▶ _PROBLEM DETAILS_
Quote each record exactly, please, leaving none out.

(Dataset rows)
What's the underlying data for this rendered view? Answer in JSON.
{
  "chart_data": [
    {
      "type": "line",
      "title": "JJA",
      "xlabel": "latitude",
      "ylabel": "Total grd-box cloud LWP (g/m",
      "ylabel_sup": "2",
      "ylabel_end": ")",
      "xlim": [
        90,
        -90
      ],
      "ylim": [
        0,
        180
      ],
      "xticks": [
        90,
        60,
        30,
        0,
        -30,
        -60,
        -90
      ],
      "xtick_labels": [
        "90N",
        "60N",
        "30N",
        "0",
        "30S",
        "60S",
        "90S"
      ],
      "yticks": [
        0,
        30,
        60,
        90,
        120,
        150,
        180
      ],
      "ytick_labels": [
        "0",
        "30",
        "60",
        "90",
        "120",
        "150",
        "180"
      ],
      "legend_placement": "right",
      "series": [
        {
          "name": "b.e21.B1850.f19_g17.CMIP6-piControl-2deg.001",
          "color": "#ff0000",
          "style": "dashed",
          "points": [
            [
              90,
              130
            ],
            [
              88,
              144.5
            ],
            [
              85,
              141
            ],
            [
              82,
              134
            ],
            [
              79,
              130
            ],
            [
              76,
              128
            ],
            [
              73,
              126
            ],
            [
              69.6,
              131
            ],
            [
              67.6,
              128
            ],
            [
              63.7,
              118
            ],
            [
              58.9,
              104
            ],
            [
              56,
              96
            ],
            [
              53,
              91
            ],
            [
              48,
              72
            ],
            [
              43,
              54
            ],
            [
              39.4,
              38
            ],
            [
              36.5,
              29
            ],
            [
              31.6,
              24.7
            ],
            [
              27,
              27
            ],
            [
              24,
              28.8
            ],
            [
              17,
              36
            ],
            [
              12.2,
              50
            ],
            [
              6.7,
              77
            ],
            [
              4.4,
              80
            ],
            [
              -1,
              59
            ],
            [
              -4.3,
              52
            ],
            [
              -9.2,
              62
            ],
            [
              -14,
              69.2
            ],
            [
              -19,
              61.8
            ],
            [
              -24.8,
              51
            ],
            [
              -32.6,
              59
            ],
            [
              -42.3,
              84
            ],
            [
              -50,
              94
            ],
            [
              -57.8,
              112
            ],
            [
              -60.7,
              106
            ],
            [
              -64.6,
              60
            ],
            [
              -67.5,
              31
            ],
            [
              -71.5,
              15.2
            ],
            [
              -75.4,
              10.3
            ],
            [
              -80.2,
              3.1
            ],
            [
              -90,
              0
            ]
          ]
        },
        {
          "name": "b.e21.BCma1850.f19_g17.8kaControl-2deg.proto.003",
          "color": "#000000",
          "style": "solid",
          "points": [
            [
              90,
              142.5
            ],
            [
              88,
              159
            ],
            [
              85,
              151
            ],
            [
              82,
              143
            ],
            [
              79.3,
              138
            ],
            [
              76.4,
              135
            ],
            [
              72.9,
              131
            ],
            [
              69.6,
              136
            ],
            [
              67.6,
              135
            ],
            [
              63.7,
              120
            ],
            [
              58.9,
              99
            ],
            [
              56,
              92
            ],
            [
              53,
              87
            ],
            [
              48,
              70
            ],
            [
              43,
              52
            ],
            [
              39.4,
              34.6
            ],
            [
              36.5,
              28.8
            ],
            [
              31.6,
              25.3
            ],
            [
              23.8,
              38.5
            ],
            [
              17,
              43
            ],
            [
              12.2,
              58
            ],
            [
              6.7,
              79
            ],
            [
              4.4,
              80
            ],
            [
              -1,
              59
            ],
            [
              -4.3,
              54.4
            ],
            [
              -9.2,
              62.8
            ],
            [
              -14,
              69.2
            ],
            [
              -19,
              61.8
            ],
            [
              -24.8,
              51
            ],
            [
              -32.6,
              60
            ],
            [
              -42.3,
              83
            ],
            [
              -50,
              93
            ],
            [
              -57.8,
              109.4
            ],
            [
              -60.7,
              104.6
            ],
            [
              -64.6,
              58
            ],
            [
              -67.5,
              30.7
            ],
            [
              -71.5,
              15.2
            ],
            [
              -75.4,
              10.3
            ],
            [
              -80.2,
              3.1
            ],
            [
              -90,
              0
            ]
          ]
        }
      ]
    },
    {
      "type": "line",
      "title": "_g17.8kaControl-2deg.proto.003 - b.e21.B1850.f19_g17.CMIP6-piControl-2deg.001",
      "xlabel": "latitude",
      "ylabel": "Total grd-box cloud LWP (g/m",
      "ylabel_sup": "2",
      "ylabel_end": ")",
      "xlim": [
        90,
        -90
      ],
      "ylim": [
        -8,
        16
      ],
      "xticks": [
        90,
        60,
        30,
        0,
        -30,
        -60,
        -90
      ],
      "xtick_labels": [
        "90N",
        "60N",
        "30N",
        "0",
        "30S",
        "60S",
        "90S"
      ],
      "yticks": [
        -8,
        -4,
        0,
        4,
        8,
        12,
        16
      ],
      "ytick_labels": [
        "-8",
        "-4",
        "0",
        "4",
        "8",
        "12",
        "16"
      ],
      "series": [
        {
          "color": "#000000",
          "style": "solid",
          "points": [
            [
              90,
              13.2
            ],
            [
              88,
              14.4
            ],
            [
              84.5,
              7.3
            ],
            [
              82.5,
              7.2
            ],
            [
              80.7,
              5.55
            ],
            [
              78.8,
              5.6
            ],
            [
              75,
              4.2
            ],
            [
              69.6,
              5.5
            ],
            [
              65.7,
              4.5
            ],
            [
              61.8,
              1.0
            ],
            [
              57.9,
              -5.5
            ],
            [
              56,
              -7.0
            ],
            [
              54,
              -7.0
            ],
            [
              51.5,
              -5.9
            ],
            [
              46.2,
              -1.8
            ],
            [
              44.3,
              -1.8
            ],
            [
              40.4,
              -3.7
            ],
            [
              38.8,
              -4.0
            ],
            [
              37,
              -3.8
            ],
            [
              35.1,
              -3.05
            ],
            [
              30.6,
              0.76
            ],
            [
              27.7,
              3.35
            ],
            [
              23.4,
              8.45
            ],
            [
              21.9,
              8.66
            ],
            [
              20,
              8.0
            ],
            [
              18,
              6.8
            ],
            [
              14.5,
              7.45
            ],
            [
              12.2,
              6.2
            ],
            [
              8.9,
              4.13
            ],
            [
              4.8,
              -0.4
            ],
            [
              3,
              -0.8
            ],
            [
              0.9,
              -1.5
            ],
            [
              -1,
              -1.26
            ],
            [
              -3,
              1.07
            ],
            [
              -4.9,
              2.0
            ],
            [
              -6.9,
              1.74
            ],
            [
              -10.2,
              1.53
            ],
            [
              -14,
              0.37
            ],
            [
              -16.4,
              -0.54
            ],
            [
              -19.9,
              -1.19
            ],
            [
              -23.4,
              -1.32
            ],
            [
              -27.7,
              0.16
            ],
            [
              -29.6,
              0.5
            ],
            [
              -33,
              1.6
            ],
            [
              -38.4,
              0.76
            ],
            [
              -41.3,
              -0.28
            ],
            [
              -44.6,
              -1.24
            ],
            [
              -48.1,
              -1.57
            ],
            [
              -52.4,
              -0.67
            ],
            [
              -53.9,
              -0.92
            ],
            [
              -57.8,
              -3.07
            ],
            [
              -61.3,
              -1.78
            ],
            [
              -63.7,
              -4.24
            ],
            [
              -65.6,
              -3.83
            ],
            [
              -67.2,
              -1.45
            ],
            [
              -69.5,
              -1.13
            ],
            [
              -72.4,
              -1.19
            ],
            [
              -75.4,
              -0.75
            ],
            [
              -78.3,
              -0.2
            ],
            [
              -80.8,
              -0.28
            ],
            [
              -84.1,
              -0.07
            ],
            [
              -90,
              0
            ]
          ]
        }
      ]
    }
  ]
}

▶ _ANSWER TO THIS EXERCISE_
What's the underlying data for this rendered view? Answer in JSON.
{
  "chart_data": [
    {
      "type": "line",
      "title": "JJA",
      "xlabel": "latitude",
      "ylabel": "Total grd-box cloud LWP (g/m",
      "ylabel_sup": "2",
      "ylabel_end": ")",
      "xlim": [
        90,
        -90
      ],
      "ylim": [
        0,
        180
      ],
      "xticks": [
        90,
        60,
        30,
        0,
        -30,
        -60,
        -90
      ],
      "xtick_labels": [
        "90N",
        "60N",
        "30N",
        "0",
        "30S",
        "60S",
        "90S"
      ],
      "yticks": [
        0,
        30,
        60,
        90,
        120,
        150,
        180
      ],
      "ytick_labels": [
        "0",
        "30",
        "60",
        "90",
        "120",
        "150",
        "180"
      ],
      "legend_placement": "right",
      "series": [
        {
          "name": "b.e21.B1850.f19_g17.CMIP6-piControl-2deg.001",
          "color": "#ff0000",
          "style": "dashed",
          "points": [
            [
              90,
              130
            ],
            [
              88,
              144.5
            ],
            [
              85,
              141
            ],
            [
              82,
              134
            ],
            [
              79,
              130
            ],
            [
              76,
              128
            ],
            [
              73,
              126
            ],
            [
              69.6,
              131
            ],
            [
              67.6,
              128
            ],
            [
              63.7,
              118
            ],
            [
              58.9,
              104
            ],
            [
              56,
              96
            ],
            [
              53,
              91
            ],
            [
              48,
              72
            ],
            [
              43,
              54
            ],
            [
              39.4,
              38
            ],
            [
              36.5,
              29
            ],
            [
              31.6,
              24.7
            ],
            [
              27,
              27
            ],
            [
              24,
              28.8
            ],
            [
              17,
              36
            ],
            [
              12.2,
              50
            ],
            [
              6.7,
              77
            ],
            [
              4.4,
              80
            ],
            [
              -1,
              59
            ],
            [
              -4.3,
              52
            ],
            [
              -9.2,
              62
            ],
            [
              -14,
              69.2
            ],
            [
              -19,
              61.8
            ],
            [
              -24.8,
              51
            ],
            [
              -32.6,
              59
            ],
            [
              -42.3,
              84
            ],
            [
              -50,
              94
            ],
            [
              -57.8,
              112
            ],
            [
              -60.7,
              106
            ],
            [
              -64.6,
              60
            ],
            [
              -67.5,
              31
            ],
            [
              -71.5,
              15.2
            ],
            [
              -75.4,
              10.3
            ],
            [
              -80.2,
              3.1
            ],
            [
              -90,
              0
            ]
          ]
        },
        {
          "name": "b.e21.BCma1850.f19_g17.8kaControl-2deg.proto.003",
          "color": "#000000",
          "style": "solid",
          "points": [
            [
              90,
              142.5
            ],
            [
              88,
              159
            ],
            [
              85,
              151
            ],
            [
              82,
              143
            ],
            [
              79.3,
              138
            ],
            [
              76.4,
              135
            ],
            [
              72.9,
              131
            ],
            [
              69.6,
              136
            ],
            [
              67.6,
              135
            ],
            [
              63.7,
              120
            ],
            [
              58.9,
              99
            ],
            [
              56,
              92
            ],
            [
              53,
              87
            ],
            [
              48,
              70
            ],
            [
              43,
              52
            ],
            [
              39.4,
              34.6
            ],
            [
              36.5,
              28.8
            ],
            [
              31.6,
              25.3
            ],
            [
              23.8,
              38.5
            ],
            [
              17,
              43
            ],
            [
              12.2,
              58
            ],
            [
              6.7,
              79
            ],
            [
              4.4,
              80
            ],
            [
              -1,
              59
            ],
            [
              -4.3,
              54.4
            ],
            [
              -9.2,
              62.8
            ],
            [
              -14,
              69.2
            ],
            [
              -19,
              61.8
            ],
            [
              -24.8,
              51
            ],
            [
              -32.6,
              60
            ],
            [
              -42.3,
              83
            ],
            [
              -50,
              93
            ],
            [
              -57.8,
              109.4
            ],
            [
              -60.7,
              104.6
            ],
            [
              -64.6,
              58
            ],
            [
              -67.5,
              30.7
            ],
            [
              -71.5,
              15.2
            ],
            [
              -75.4,
              10.3
            ],
            [
              -80.2,
              3.1
            ],
            [
              -90,
              0
            ]
          ]
        }
      ]
    },
    {
      "type": "line",
      "title": "_g17.8kaControl-2deg.proto.003 - b.e21.B1850.f19_g17.CMIP6-piControl-2deg.001",
      "xlabel": "latitude",
      "ylabel": "Total grd-box cloud LWP (g/m",
      "ylabel_sup": "2",
      "ylabel_end": ")",
      "xlim": [
        90,
        -90
      ],
      "ylim": [
        -8,
        16
      ],
      "xticks": [
        90,
        60,
        30,
        0,
        -30,
        -60,
        -90
      ],
      "xtick_labels": [
        "90N",
        "60N",
        "30N",
        "0",
        "30S",
        "60S",
        "90S"
      ],
      "yticks": [
        -8,
        -4,
        0,
        4,
        8,
        12,
        16
      ],
      "ytick_labels": [
        "-8",
        "-4",
        "0",
        "4",
        "8",
        "12",
        "16"
      ],
      "series": [
        {
          "color": "#000000",
          "style": "solid",
          "points": [
            [
              90,
              13.2
            ],
            [
              88,
              14.4
            ],
            [
              84.5,
              7.3
            ],
            [
              82.5,
              7.2
            ],
            [
              80.7,
              5.55
            ],
            [
              78.8,
              5.6
            ],
            [
              75,
              4.2
            ],
            [
              69.6,
              5.5
            ],
            [
              65.7,
              4.5
            ],
            [
              61.8,
              1.0
            ],
            [
              57.9,
              -5.5
            ],
            [
              56,
              -7.0
            ],
            [
              54,
              -7.0
            ],
            [
              51.5,
              -5.9
            ],
            [
              46.2,
              -1.8
            ],
            [
              44.3,
              -1.8
            ],
            [
              40.4,
              -3.7
            ],
            [
              38.8,
              -4.0
            ],
            [
              37,
              -3.8
            ],
            [
              35.1,
              -3.05
            ],
            [
              30.6,
              0.76
            ],
            [
              27.7,
              3.35
            ],
            [
              23.4,
              8.45
            ],
            [
              21.9,
              8.66
            ],
            [
              20,
              8.0
            ],
            [
              18,
              6.8
            ],
            [
              14.5,
              7.45
            ],
            [
              12.2,
              6.2
            ],
            [
              8.9,
              4.13
            ],
            [
              4.8,
              -0.4
            ],
            [
              3,
              -0.8
            ],
            [
              0.9,
              -1.5
            ],
            [
              -1,
              -1.26
            ],
            [
              -3,
              1.07
            ],
            [
              -4.9,
              2.0
            ],
            [
              -6.9,
              1.74
            ],
            [
              -10.2,
              1.53
            ],
            [
              -14,
              0.37
            ],
            [
              -16.4,
              -0.54
            ],
            [
              -19.9,
              -1.19
            ],
            [
              -23.4,
              -1.32
            ],
            [
              -27.7,
              0.16
            ],
            [
              -29.6,
              0.5
            ],
            [
              -33,
              1.6
            ],
            [
              -38.4,
              0.76
            ],
            [
              -41.3,
              -0.28
            ],
            [
              -44.6,
              -1.24
            ],
            [
              -48.1,
              -1.57
            ],
            [
              -52.4,
              -0.67
            ],
            [
              -53.9,
              -0.92
            ],
            [
              -57.8,
              -3.07
            ],
            [
              -61.3,
              -1.78
            ],
            [
              -63.7,
              -4.24
            ],
            [
              -65.6,
              -3.83
            ],
            [
              -67.2,
              -1.45
            ],
            [
              -69.5,
              -1.13
            ],
            [
              -72.4,
              -1.19
            ],
            [
              -75.4,
              -0.75
            ],
            [
              -78.3,
              -0.2
            ],
            [
              -80.8,
              -0.28
            ],
            [
              -84.1,
              -0.07
            ],
            [
              -90,
              0
            ]
          ]
        }
      ]
    }
  ]
}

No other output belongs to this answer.